#### [Directive]
Please print every line of the records below verbatim, leaving out the pictures.

--- start Records supplied ---

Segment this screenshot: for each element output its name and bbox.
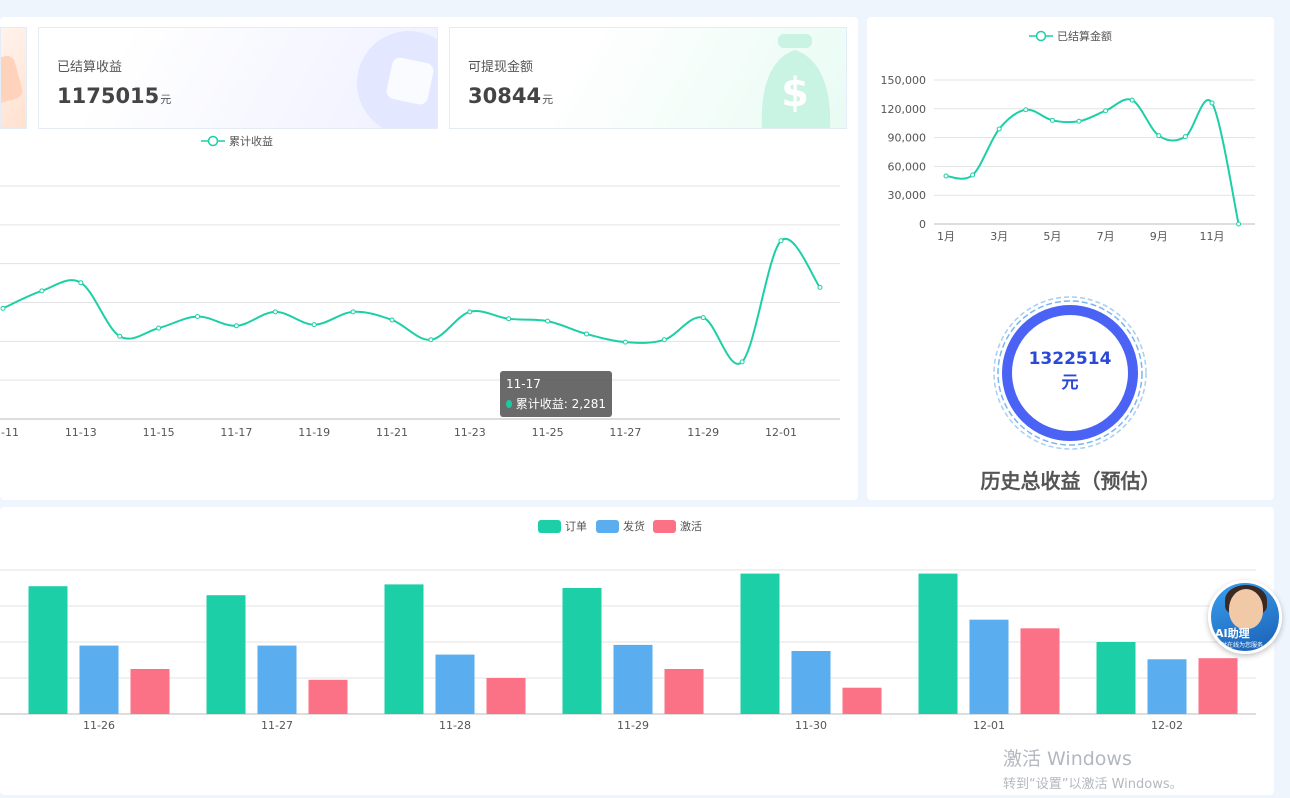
data-point-12-02: [817, 284, 823, 290]
data-point-11-27: [622, 339, 628, 345]
cumulative-income-chart: 累计收益 11-11 11-13 11-15 11-17 11-19 11-21 11-23 1…: [0, 134, 840, 439]
history-total-value: 1322514 元: [1005, 347, 1135, 395]
x-tick-12-01: 12-01: [973, 719, 1005, 732]
x-tick-11-11: 11-11: [0, 426, 19, 439]
tooltip-value: 2,281: [571, 396, 606, 411]
chart-tooltip: 11-17 累计收益: 2,281: [500, 371, 612, 417]
history-total-unit: 元: [1061, 373, 1079, 393]
bar-激活-11-26: [130, 669, 170, 714]
bar-发货-11-30: [791, 651, 831, 714]
assistant-avatar-icon: [1229, 589, 1263, 629]
ai-assistant-label: AI助理: [1215, 627, 1250, 640]
data-point-12-01: [778, 238, 784, 244]
x-tick-11-21: 11-21: [376, 426, 408, 439]
bar-订单-11-30: [740, 573, 780, 714]
bar-激活-11-28: [486, 678, 526, 714]
x-tick-11-17: 11-17: [220, 426, 252, 439]
data-point-11-21: [389, 317, 395, 323]
x-tick-11-25: 11-25: [532, 426, 564, 439]
data-point-11-12: [39, 288, 45, 294]
data-point-11-29: [700, 315, 706, 321]
data-point-11-11: [0, 305, 6, 311]
legend-激活-label: 激活: [680, 519, 702, 533]
bar-激活-11-27: [308, 679, 348, 714]
tooltip-row: 累计收益: 2,281: [506, 395, 606, 412]
legend-激活-swatch: [653, 520, 676, 533]
tooltip-sep: :: [563, 396, 572, 411]
windows-activation-watermark: 激活 Windows 转到“设置”以激活 Windows。: [1003, 744, 1183, 792]
x-tick-11-30: 11-30: [795, 719, 827, 732]
data-point-11-23: [467, 309, 473, 315]
x-tick-12-01: 12-01: [765, 426, 797, 439]
data-point-11-24: [506, 316, 512, 322]
data-point-11-13: [78, 280, 84, 286]
bar-激活-12-01: [1020, 628, 1060, 714]
x-tick-12-02: 12-02: [1151, 719, 1183, 732]
tooltip-series-dot: [506, 399, 512, 408]
bar-订单-11-27: [206, 595, 246, 714]
x-tick-11-23: 11-23: [454, 426, 486, 439]
data-point-11-14: [117, 333, 123, 339]
data-point-11-25: [545, 318, 551, 324]
data-point-11-30: [739, 359, 745, 365]
x-tick-11-26: 11-26: [83, 719, 115, 732]
x-tick-11-27: 11-27: [261, 719, 293, 732]
data-point-11-17: [233, 323, 239, 329]
bar-订单-11-28: [384, 584, 424, 714]
cumulative-income-line: [2, 237, 821, 365]
data-point-11-22: [428, 337, 434, 343]
settlement-panel: 0 30,000 60,000 90,000 120,000 150,000 已结算金额 1月…: [867, 17, 1274, 500]
x-tick-11-27: 11-27: [609, 426, 641, 439]
history-total-caption: 历史总收益（预估）: [980, 469, 1161, 493]
x-tick-11-15: 11-15: [143, 426, 175, 439]
x-tick-11-29: 11-29: [687, 426, 719, 439]
bar-激活-12-02: [1198, 658, 1238, 714]
data-point-11-19: [311, 322, 317, 328]
bar-订单-12-01: [918, 573, 958, 714]
bar-发货-12-02: [1147, 659, 1187, 714]
bar-发货-11-27: [257, 645, 297, 714]
data-point-11-15: [156, 325, 162, 331]
bar-发货-12-01: [969, 619, 1009, 714]
legend-cumulative-marker: [207, 135, 219, 147]
data-point-11-26: [584, 331, 589, 337]
bar-激活-11-29: [664, 669, 704, 714]
tooltip-series-name: 累计收益: [515, 397, 564, 411]
bar-发货-11-26: [79, 645, 119, 714]
bar-发货-11-29: [613, 644, 653, 714]
bar-订单-11-26: [28, 586, 68, 714]
x-tick-11-19: 11-19: [298, 426, 330, 439]
data-point-11-16: [195, 313, 200, 319]
data-point-11-20: [350, 309, 356, 315]
earnings-panel: 已结算收益 1175015元 可提现金额 30844元 $ 累计收益11-111…: [0, 17, 858, 500]
ai-assistant-subtitle: 实时在线为您服务: [1215, 642, 1264, 649]
legend-cumulative-label: 累计收益: [229, 134, 273, 148]
legend-订单-swatch: [538, 520, 561, 533]
data-point-11-18: [272, 309, 278, 315]
bar-激活-11-30: [842, 687, 882, 714]
bar-发货-11-28: [435, 654, 475, 714]
x-tick-11-28: 11-28: [439, 719, 471, 732]
x-tick-11-13: 11-13: [65, 426, 97, 439]
ai-assistant-button[interactable]: AI助理 实时在线为您服务: [1208, 580, 1282, 654]
watermark-title: 激活 Windows: [1003, 748, 1132, 770]
tooltip-date: 11-17: [506, 377, 541, 391]
watermark-subtitle: 转到“设置”以激活 Windows。: [1003, 777, 1183, 792]
legend-发货-label: 发货: [623, 519, 645, 533]
legend-发货-swatch: [596, 520, 619, 533]
legend-订单-label: 订单: [565, 520, 587, 533]
x-tick-11-29: 11-29: [617, 719, 649, 732]
bar-订单-12-02: [1096, 642, 1136, 714]
bar-订单-11-29: [562, 588, 602, 714]
data-point-11-28: [661, 337, 667, 343]
history-total-number: 1322514: [1028, 349, 1112, 369]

--- end Records supplied ---

#### [Solution to the problem]
Segment this screenshot: for each element output its name and bbox.
data-point-12-02: [817, 284, 823, 290]
data-point-11-27: [622, 339, 628, 345]
cumulative-income-chart: 累计收益 11-11 11-13 11-15 11-17 11-19 11-21 11-23 1…: [0, 134, 840, 439]
history-total-value: 1322514 元: [1005, 347, 1135, 395]
x-tick-12-01: 12-01: [973, 719, 1005, 732]
x-tick-11-11: 11-11: [0, 426, 19, 439]
tooltip-value: 2,281: [571, 396, 606, 411]
chart-tooltip: 11-17 累计收益: 2,281: [500, 371, 612, 417]
history-total-unit: 元: [1061, 373, 1079, 393]
bar-激活-11-26: [130, 669, 170, 714]
bar-发货-11-30: [791, 651, 831, 714]
assistant-avatar-icon: [1229, 589, 1263, 629]
ai-assistant-label: AI助理: [1215, 627, 1250, 640]
data-point-12-01: [778, 238, 784, 244]
x-tick-11-21: 11-21: [376, 426, 408, 439]
bar-订单-11-30: [740, 573, 780, 714]
bar-激活-11-28: [486, 678, 526, 714]
x-tick-11-17: 11-17: [220, 426, 252, 439]
data-point-11-21: [389, 317, 395, 323]
x-tick-11-25: 11-25: [532, 426, 564, 439]
data-point-11-12: [39, 288, 45, 294]
data-point-11-29: [700, 315, 706, 321]
data-point-11-11: [0, 305, 6, 311]
legend-激活-label: 激活: [680, 519, 702, 533]
bar-激活-11-27: [308, 679, 348, 714]
tooltip-row: 累计收益: 2,281: [506, 395, 606, 412]
legend-激活-swatch: [653, 520, 676, 533]
tooltip-sep: :: [563, 396, 572, 411]
windows-activation-watermark: 激活 Windows 转到“设置”以激活 Windows。: [1003, 744, 1183, 792]
x-tick-11-30: 11-30: [795, 719, 827, 732]
data-point-11-23: [467, 309, 473, 315]
x-tick-12-01: 12-01: [765, 426, 797, 439]
data-point-11-24: [506, 316, 512, 322]
data-point-11-13: [78, 280, 84, 286]
bar-激活-12-01: [1020, 628, 1060, 714]
x-tick-12-02: 12-02: [1151, 719, 1183, 732]
tooltip-series-dot: [506, 399, 512, 408]
bar-订单-11-27: [206, 595, 246, 714]
x-tick-11-23: 11-23: [454, 426, 486, 439]
data-point-11-14: [117, 333, 123, 339]
data-point-11-25: [545, 318, 551, 324]
data-point-11-30: [739, 359, 745, 365]
x-tick-11-26: 11-26: [83, 719, 115, 732]
x-tick-11-27: 11-27: [261, 719, 293, 732]
data-point-11-17: [233, 323, 239, 329]
bar-订单-11-28: [384, 584, 424, 714]
cumulative-income-line: [2, 237, 821, 365]
data-point-11-22: [428, 337, 434, 343]
settlement-panel: 0 30,000 60,000 90,000 120,000 150,000 已结算金额 1月…: [867, 17, 1274, 500]
x-tick-11-27: 11-27: [609, 426, 641, 439]
history-total-caption: 历史总收益（预估）: [980, 469, 1161, 493]
x-tick-11-15: 11-15: [143, 426, 175, 439]
x-tick-11-29: 11-29: [687, 426, 719, 439]
bar-激活-12-02: [1198, 658, 1238, 714]
data-point-11-19: [311, 322, 317, 328]
bar-订单-12-01: [918, 573, 958, 714]
bar-发货-12-02: [1147, 659, 1187, 714]
bar-发货-11-27: [257, 645, 297, 714]
data-point-11-15: [156, 325, 162, 331]
bar-发货-12-01: [969, 619, 1009, 714]
legend-cumulative-marker: [207, 135, 219, 147]
data-point-11-26: [584, 331, 589, 337]
bar-激活-11-29: [664, 669, 704, 714]
tooltip-series-name: 累计收益: [515, 397, 564, 411]
bar-发货-11-26: [79, 645, 119, 714]
bar-发货-11-29: [613, 644, 653, 714]
bar-订单-11-26: [28, 586, 68, 714]
x-tick-11-19: 11-19: [298, 426, 330, 439]
data-point-11-16: [195, 313, 200, 319]
data-point-11-20: [350, 309, 356, 315]
earnings-panel: 已结算收益 1175015元 可提现金额 30844元 $ 累计收益11-111…: [0, 17, 858, 500]
ai-assistant-subtitle: 实时在线为您服务: [1215, 642, 1264, 649]
legend-cumulative-label: 累计收益: [229, 134, 273, 148]
legend-订单-swatch: [538, 520, 561, 533]
data-point-11-18: [272, 309, 278, 315]
bar-激活-11-30: [842, 687, 882, 714]
bar-发货-11-28: [435, 654, 475, 714]
x-tick-11-28: 11-28: [439, 719, 471, 732]
x-tick-11-13: 11-13: [65, 426, 97, 439]
ai-assistant-button[interactable]: AI助理 实时在线为您服务: [1208, 580, 1282, 654]
watermark-title: 激活 Windows: [1003, 748, 1132, 770]
tooltip-date: 11-17: [506, 377, 541, 391]
watermark-subtitle: 转到“设置”以激活 Windows。: [1003, 777, 1183, 792]
legend-发货-label: 发货: [623, 519, 645, 533]
legend-发货-swatch: [596, 520, 619, 533]
legend-订单-label: 订单: [565, 520, 587, 533]
x-tick-11-29: 11-29: [617, 719, 649, 732]
bar-订单-12-02: [1096, 642, 1136, 714]
bar-订单-11-29: [562, 588, 602, 714]
data-point-11-28: [661, 337, 667, 343]
history-total-number: 1322514: [1028, 349, 1112, 369]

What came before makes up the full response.